◆ **WHAT YOU ARE ASKED TO DO**
Starting at the first line and ending at the line containing "legend-label: BBP Locked Early Life <box>446 903", update the lines by replacing "Late Life" with "Later Life" and leaving everything else unchanged.

Item position entries
- - - - - - -
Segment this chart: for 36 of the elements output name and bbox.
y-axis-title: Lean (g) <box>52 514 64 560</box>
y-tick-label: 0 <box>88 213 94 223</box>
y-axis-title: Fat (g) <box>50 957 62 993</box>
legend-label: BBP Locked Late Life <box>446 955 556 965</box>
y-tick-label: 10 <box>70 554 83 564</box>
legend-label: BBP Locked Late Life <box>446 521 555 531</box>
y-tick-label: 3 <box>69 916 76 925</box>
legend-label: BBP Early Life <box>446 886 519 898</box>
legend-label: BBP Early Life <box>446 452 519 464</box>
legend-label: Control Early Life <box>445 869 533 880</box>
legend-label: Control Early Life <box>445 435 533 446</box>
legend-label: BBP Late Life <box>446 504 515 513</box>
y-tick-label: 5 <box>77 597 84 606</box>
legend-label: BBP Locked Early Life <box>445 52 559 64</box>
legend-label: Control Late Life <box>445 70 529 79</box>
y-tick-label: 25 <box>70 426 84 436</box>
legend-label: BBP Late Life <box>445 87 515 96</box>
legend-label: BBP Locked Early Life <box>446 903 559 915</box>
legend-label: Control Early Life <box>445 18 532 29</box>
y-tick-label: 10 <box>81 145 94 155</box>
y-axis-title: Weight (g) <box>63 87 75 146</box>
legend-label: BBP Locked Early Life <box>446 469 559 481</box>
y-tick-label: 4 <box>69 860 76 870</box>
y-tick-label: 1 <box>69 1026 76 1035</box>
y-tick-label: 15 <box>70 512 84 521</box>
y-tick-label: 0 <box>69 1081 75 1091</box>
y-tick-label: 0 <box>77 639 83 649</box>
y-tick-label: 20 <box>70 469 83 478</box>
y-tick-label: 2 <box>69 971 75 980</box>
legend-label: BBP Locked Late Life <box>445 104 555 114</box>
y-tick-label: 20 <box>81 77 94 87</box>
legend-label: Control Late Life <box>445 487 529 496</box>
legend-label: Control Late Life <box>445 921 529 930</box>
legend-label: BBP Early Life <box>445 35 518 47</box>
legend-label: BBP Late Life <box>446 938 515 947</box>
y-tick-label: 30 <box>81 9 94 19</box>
- - - - - - -
◆ **REPLY**
Segment this chart: for 36 of the elements output name and bbox.
y-axis-title: Lean (g) <box>52 514 64 560</box>
y-tick-label: 0 <box>88 213 94 223</box>
y-axis-title: Fat (g) <box>50 957 62 993</box>
legend-label: BBP Locked Later Life <box>446 955 556 965</box>
y-tick-label: 10 <box>70 554 83 564</box>
legend-label: BBP Locked Later Life <box>446 521 555 531</box>
y-tick-label: 3 <box>69 916 76 925</box>
legend-label: BBP Early Life <box>446 886 519 898</box>
legend-label: BBP Early Life <box>446 452 519 464</box>
legend-label: Control Early Life <box>445 869 533 880</box>
legend-label: Control Early Life <box>445 435 533 446</box>
legend-label: BBP Later Life <box>446 504 515 513</box>
y-tick-label: 5 <box>77 597 84 606</box>
legend-label: BBP Locked Early Life <box>445 52 559 64</box>
legend-label: Control Later Life <box>445 70 529 79</box>
y-tick-label: 25 <box>70 426 84 436</box>
legend-label: BBP Later Life <box>445 87 515 96</box>
legend-label: BBP Locked Early Life <box>446 903 559 915</box>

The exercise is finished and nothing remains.